-- Begin ROWS --

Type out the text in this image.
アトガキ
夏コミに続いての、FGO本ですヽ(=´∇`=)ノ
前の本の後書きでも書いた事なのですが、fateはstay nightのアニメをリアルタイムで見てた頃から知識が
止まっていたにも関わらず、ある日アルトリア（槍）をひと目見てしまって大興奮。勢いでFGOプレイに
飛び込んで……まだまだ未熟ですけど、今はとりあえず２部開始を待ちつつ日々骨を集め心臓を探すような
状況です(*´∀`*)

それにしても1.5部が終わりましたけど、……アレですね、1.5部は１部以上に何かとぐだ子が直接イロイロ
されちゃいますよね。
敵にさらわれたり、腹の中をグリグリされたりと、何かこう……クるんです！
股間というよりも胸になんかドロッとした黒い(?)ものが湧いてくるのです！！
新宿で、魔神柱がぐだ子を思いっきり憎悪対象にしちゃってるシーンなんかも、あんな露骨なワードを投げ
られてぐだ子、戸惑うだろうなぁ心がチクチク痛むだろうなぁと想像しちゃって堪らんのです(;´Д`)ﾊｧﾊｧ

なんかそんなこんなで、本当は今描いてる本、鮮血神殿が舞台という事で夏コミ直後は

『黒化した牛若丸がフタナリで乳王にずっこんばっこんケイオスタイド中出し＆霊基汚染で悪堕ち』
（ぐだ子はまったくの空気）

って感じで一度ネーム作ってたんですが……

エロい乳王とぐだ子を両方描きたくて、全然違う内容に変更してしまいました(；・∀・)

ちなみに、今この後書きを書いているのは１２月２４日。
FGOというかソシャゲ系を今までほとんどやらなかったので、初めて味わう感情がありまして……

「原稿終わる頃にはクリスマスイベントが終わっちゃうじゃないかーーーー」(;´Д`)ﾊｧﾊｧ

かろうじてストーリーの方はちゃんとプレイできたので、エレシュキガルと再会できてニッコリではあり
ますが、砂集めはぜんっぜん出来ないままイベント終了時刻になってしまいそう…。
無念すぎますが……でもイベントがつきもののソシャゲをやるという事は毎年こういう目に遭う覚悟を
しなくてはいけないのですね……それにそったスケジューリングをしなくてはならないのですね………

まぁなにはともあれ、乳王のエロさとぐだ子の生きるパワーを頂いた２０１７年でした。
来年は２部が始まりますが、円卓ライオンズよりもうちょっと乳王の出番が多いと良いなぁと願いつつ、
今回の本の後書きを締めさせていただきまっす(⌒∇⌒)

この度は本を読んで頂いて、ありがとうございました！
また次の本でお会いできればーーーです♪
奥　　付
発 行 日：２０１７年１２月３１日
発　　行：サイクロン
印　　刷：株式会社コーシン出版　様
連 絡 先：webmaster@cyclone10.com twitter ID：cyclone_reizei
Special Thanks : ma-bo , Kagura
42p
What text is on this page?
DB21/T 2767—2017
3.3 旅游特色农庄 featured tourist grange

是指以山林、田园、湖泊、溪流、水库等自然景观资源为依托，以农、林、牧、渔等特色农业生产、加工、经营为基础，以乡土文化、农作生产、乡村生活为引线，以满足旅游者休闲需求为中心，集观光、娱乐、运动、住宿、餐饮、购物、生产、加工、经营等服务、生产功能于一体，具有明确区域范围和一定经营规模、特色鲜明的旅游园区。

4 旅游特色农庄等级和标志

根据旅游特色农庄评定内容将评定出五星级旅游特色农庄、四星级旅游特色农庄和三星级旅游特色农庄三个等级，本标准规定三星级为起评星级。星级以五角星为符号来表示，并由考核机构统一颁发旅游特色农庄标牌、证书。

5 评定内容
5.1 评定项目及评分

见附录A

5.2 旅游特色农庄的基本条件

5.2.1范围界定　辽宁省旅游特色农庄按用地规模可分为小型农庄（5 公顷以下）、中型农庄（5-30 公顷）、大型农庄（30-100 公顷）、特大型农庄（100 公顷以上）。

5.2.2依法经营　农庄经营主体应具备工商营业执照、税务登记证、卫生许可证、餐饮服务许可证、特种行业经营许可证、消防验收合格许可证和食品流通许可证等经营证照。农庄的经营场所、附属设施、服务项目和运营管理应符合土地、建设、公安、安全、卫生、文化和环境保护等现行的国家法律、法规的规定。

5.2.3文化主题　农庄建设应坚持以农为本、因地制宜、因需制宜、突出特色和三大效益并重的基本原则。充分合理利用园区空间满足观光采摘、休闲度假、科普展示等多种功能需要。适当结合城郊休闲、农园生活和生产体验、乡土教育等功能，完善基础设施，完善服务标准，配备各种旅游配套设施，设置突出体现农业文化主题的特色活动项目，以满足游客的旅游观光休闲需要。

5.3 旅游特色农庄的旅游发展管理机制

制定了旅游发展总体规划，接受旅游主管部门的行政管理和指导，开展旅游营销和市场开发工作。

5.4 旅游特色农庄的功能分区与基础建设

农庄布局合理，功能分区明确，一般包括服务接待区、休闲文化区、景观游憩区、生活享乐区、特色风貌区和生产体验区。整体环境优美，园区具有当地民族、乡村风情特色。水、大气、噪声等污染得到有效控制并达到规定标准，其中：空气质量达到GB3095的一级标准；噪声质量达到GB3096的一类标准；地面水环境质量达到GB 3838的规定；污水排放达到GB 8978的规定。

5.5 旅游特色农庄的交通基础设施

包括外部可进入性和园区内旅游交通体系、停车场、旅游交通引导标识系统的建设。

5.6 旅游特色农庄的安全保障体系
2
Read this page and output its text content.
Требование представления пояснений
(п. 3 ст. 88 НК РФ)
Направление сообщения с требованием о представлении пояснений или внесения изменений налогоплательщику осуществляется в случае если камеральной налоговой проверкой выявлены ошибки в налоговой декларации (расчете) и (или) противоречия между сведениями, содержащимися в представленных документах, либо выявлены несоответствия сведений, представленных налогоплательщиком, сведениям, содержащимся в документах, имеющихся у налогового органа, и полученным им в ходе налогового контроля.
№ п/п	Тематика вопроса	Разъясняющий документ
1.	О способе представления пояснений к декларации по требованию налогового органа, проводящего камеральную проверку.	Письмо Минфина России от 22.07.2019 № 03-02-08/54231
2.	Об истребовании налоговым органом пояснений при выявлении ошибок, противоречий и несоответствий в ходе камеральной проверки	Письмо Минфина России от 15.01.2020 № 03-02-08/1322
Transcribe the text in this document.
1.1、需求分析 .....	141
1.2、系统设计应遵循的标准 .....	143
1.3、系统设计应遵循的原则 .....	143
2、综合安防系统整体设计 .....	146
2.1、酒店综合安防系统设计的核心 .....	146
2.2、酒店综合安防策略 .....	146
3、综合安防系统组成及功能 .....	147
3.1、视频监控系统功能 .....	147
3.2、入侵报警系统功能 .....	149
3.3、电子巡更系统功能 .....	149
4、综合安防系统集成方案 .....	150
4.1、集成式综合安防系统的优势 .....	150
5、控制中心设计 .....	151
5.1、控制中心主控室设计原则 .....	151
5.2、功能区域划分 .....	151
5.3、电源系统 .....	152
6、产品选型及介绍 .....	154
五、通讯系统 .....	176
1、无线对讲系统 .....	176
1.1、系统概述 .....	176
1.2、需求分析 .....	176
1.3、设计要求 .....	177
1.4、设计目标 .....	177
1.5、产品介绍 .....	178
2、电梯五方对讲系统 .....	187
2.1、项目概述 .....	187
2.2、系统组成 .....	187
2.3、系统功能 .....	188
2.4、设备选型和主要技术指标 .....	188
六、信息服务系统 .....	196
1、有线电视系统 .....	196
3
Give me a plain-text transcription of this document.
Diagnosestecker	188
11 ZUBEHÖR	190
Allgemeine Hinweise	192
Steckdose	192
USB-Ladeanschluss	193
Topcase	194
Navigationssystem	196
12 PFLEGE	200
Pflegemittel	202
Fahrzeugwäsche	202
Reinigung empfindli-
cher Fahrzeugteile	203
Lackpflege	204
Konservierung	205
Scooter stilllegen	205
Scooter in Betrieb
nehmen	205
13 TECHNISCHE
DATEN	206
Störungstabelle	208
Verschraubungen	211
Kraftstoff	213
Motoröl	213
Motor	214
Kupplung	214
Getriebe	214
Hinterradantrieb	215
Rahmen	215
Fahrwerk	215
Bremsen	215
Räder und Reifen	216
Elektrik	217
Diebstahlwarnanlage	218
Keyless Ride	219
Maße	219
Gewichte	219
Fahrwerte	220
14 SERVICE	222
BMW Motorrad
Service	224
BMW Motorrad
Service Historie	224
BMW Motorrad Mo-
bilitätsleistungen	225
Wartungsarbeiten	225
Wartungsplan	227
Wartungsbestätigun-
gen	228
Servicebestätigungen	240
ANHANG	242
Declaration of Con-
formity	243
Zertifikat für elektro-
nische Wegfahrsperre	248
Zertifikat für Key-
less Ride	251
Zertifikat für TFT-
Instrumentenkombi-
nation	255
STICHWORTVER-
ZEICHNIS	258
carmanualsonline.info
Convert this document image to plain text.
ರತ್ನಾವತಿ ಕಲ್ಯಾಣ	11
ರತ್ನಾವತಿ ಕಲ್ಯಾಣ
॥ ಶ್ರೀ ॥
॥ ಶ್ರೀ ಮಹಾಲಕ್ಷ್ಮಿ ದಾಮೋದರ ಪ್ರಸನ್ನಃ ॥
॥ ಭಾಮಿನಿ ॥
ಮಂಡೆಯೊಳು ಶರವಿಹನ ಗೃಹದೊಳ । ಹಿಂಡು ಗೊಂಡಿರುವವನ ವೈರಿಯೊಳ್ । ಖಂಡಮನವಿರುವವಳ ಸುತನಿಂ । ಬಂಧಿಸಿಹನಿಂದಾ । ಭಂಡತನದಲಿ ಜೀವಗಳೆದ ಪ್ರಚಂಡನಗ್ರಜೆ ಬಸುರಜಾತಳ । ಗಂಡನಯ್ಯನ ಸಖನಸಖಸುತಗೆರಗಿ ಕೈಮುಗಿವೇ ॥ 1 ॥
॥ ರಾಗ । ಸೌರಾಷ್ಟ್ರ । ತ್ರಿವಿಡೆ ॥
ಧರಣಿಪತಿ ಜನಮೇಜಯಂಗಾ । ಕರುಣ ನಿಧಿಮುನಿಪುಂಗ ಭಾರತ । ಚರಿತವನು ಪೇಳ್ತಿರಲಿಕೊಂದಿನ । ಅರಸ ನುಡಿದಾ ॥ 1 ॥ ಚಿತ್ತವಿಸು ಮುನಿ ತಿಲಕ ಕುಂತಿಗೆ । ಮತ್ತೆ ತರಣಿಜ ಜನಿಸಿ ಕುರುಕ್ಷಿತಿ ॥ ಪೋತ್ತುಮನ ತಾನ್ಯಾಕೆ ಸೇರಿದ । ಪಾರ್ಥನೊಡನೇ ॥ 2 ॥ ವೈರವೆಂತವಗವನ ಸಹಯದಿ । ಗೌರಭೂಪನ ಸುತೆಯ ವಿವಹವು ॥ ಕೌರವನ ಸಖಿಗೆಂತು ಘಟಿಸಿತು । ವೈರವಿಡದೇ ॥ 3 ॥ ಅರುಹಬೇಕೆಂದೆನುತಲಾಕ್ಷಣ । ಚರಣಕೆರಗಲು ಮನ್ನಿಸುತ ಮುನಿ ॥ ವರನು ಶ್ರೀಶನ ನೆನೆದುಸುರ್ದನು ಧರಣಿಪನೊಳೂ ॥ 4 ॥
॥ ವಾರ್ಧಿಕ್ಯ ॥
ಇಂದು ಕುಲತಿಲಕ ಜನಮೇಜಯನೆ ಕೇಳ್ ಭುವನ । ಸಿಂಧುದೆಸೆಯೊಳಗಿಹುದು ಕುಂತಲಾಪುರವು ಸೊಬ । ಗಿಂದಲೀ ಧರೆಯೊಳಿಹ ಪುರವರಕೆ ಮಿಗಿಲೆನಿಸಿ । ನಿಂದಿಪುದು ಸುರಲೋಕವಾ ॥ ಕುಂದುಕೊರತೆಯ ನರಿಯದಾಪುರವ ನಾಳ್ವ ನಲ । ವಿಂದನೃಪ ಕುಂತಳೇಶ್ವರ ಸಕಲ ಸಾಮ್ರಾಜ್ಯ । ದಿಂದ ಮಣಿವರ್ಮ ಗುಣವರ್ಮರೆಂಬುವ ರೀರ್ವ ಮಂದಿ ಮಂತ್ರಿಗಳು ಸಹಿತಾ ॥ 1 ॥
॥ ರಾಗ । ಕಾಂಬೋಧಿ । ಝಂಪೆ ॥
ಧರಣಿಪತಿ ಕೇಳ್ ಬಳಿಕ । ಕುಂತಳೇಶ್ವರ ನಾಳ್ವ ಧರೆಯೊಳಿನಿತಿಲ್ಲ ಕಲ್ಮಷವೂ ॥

-- End ROWS --

● **GIVEN TASK**: Copy every line of the listing containing the string "Zertifikat".

● **COMPLETED TASK**:
Zertifikat für elektro-
Zertifikat für Key-
Zertifikat für TFT-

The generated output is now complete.